• **What is being asked**:
Return, unchanged, the lines of the records that begin with the line containing "total-blocking-time-value: 0 xyxy=(670,324,682,348)" and end with the line containing "first-contentful-paint-badge: 1.2 sec", both of those lines included.

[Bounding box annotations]
··········

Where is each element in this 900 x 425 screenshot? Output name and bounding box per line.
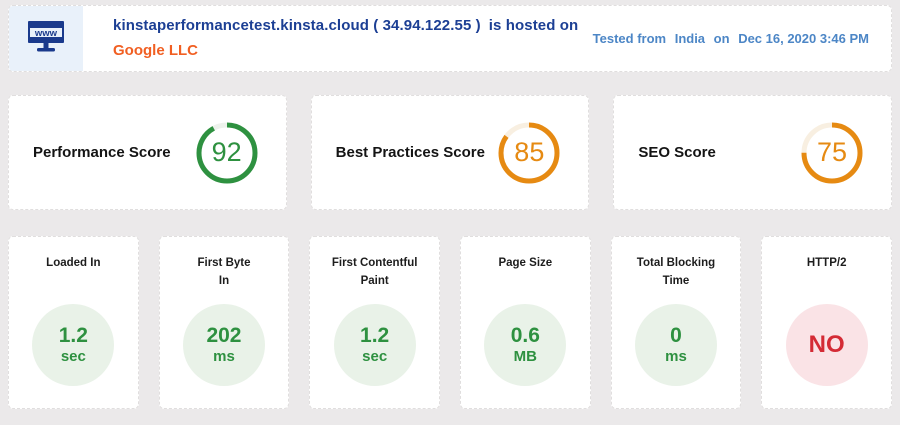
total-blocking-time-value: 0 xyxy=(670,324,682,348)
total-blocking-time-label: Total Blocking Time xyxy=(636,257,716,288)
first-byte-label: First Byte In xyxy=(197,257,251,288)
svg-text:www: www xyxy=(34,28,58,39)
site-icon-box: www xyxy=(9,6,83,71)
performance-score-value: 92 xyxy=(211,137,242,167)
metric-row: Loaded In 1.2 sec First Byte In 202 ms F… xyxy=(8,236,892,409)
http2-badge: NO xyxy=(785,304,868,386)
hosting-provider: Google LLC xyxy=(113,42,198,59)
page-size-card: Page Size 0.6 MB xyxy=(460,236,591,409)
total-blocking-time-badge: 0 ms xyxy=(634,304,717,386)
http2-value: NO xyxy=(808,331,845,359)
http2-label: HTTP/2 xyxy=(806,257,847,269)
total-blocking-time-unit: ms xyxy=(665,348,687,366)
hosted-on-text: is hosted on xyxy=(488,17,579,34)
header-card: www kinstaperformancetest.kinsta.cloud (… xyxy=(8,5,892,72)
page-size-value: 0.6 xyxy=(510,324,540,348)
score-row: Performance Score 92 Best Practices Scor… xyxy=(8,95,892,210)
best-practices-score-ring: 85 xyxy=(496,120,562,186)
seo-score-ring: 75 xyxy=(799,120,865,186)
seo-score-card: SEO Score 75 xyxy=(613,95,892,210)
performance-score-card: Performance Score 92 xyxy=(8,95,287,210)
first-byte-value: 202 xyxy=(206,324,242,348)
loaded-in-unit: sec xyxy=(60,348,86,366)
http2-card: HTTP/2 NO xyxy=(761,236,892,409)
seo-score-label: SEO Score xyxy=(638,144,716,161)
tested-domain-ip: kinstaperformancetest.kinsta.cloud ( 34.… xyxy=(113,17,481,34)
tested-datetime: Dec 16, 2020 3:46 PM xyxy=(738,31,869,46)
first-byte-card: First Byte In 202 ms xyxy=(158,236,290,409)
first-contentful-paint-unit: sec xyxy=(362,348,388,366)
loaded-in-value: 1.2 xyxy=(58,324,88,348)
loaded-in-label: Loaded In xyxy=(46,257,101,269)
best-practices-score-value: 85 xyxy=(514,137,545,167)
first-contentful-paint-value: 1.2 xyxy=(360,324,390,348)
www-monitor-icon: www xyxy=(25,17,67,60)
loaded-in-badge: 1.2 sec xyxy=(32,304,115,386)
total-blocking-time-card: Total Blocking Time 0 ms xyxy=(610,236,742,409)
seo-score-value: 75 xyxy=(816,137,847,167)
performance-score-label: Performance Score xyxy=(33,144,171,161)
first-contentful-paint-badge: 1.2 sec xyxy=(333,304,416,386)
performance-score-ring: 92 xyxy=(194,120,260,186)
tested-from-label: Tested from xyxy=(592,31,667,46)
loaded-in-card: Loaded In 1.2 sec xyxy=(8,236,139,409)
tested-location: India xyxy=(674,31,706,46)
first-contentful-paint-card: First Contentful Paint 1.2 sec xyxy=(309,236,440,409)
page-size-badge: 0.6 MB xyxy=(484,304,567,386)
tested-on-label: on xyxy=(713,31,730,46)
first-byte-badge: 202 ms xyxy=(182,304,265,386)
header-title-block: kinstaperformancetest.kinsta.cloud ( 34.… xyxy=(83,6,588,71)
page-size-unit: MB xyxy=(513,348,537,366)
first-contentful-paint-label: First Contentful Paint xyxy=(331,257,418,288)
best-practices-score-label: Best Practices Score xyxy=(335,144,485,161)
best-practices-score-card: Best Practices Score 85 xyxy=(310,95,590,210)
page-size-label: Page Size xyxy=(498,257,553,269)
page-title: kinstaperformancetest.kinsta.cloud ( 34.… xyxy=(113,17,588,34)
first-byte-unit: ms xyxy=(213,348,235,366)
test-meta: Tested from India on Dec 16, 2020 3:46 P… xyxy=(588,31,891,46)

··········

• **Solution to this exercise**:
total-blocking-time-value: 0 xyxy=(670,324,682,348)
total-blocking-time-label: Total Blocking Time xyxy=(636,257,716,288)
first-byte-label: First Byte In xyxy=(197,257,251,288)
svg-text:www: www xyxy=(34,28,58,39)
site-icon-box: www xyxy=(9,6,83,71)
performance-score-value: 92 xyxy=(211,137,242,167)
metric-row: Loaded In 1.2 sec First Byte In 202 ms F… xyxy=(8,236,892,409)
http2-badge: NO xyxy=(785,304,868,386)
hosting-provider: Google LLC xyxy=(113,42,198,59)
page-size-card: Page Size 0.6 MB xyxy=(460,236,591,409)
total-blocking-time-badge: 0 ms xyxy=(634,304,717,386)
http2-value: NO xyxy=(808,331,845,359)
http2-label: HTTP/2 xyxy=(806,257,847,269)
total-blocking-time-unit: ms xyxy=(665,348,687,366)
hosted-on-text: is hosted on xyxy=(488,17,579,34)
header-card: www kinstaperformancetest.kinsta.cloud (… xyxy=(8,5,892,72)
page-size-value: 0.6 xyxy=(510,324,540,348)
score-row: Performance Score 92 Best Practices Scor… xyxy=(8,95,892,210)
best-practices-score-ring: 85 xyxy=(496,120,562,186)
seo-score-ring: 75 xyxy=(799,120,865,186)
seo-score-card: SEO Score 75 xyxy=(613,95,892,210)
performance-score-card: Performance Score 92 xyxy=(8,95,287,210)
first-byte-value: 202 xyxy=(206,324,242,348)
loaded-in-unit: sec xyxy=(60,348,86,366)
http2-card: HTTP/2 NO xyxy=(761,236,892,409)
seo-score-label: SEO Score xyxy=(638,144,716,161)
tested-domain-ip: kinstaperformancetest.kinsta.cloud ( 34.… xyxy=(113,17,481,34)
tested-datetime: Dec 16, 2020 3:46 PM xyxy=(738,31,869,46)
first-byte-card: First Byte In 202 ms xyxy=(158,236,290,409)
first-contentful-paint-unit: sec xyxy=(362,348,388,366)
loaded-in-value: 1.2 xyxy=(58,324,88,348)
loaded-in-label: Loaded In xyxy=(46,257,101,269)
best-practices-score-value: 85 xyxy=(514,137,545,167)
first-contentful-paint-value: 1.2 xyxy=(360,324,390,348)
www-monitor-icon: www xyxy=(25,17,67,60)
loaded-in-badge: 1.2 sec xyxy=(32,304,115,386)
total-blocking-time-card: Total Blocking Time 0 ms xyxy=(610,236,742,409)
seo-score-value: 75 xyxy=(816,137,847,167)
performance-score-label: Performance Score xyxy=(33,144,171,161)
first-contentful-paint-badge: 1.2 sec xyxy=(333,304,416,386)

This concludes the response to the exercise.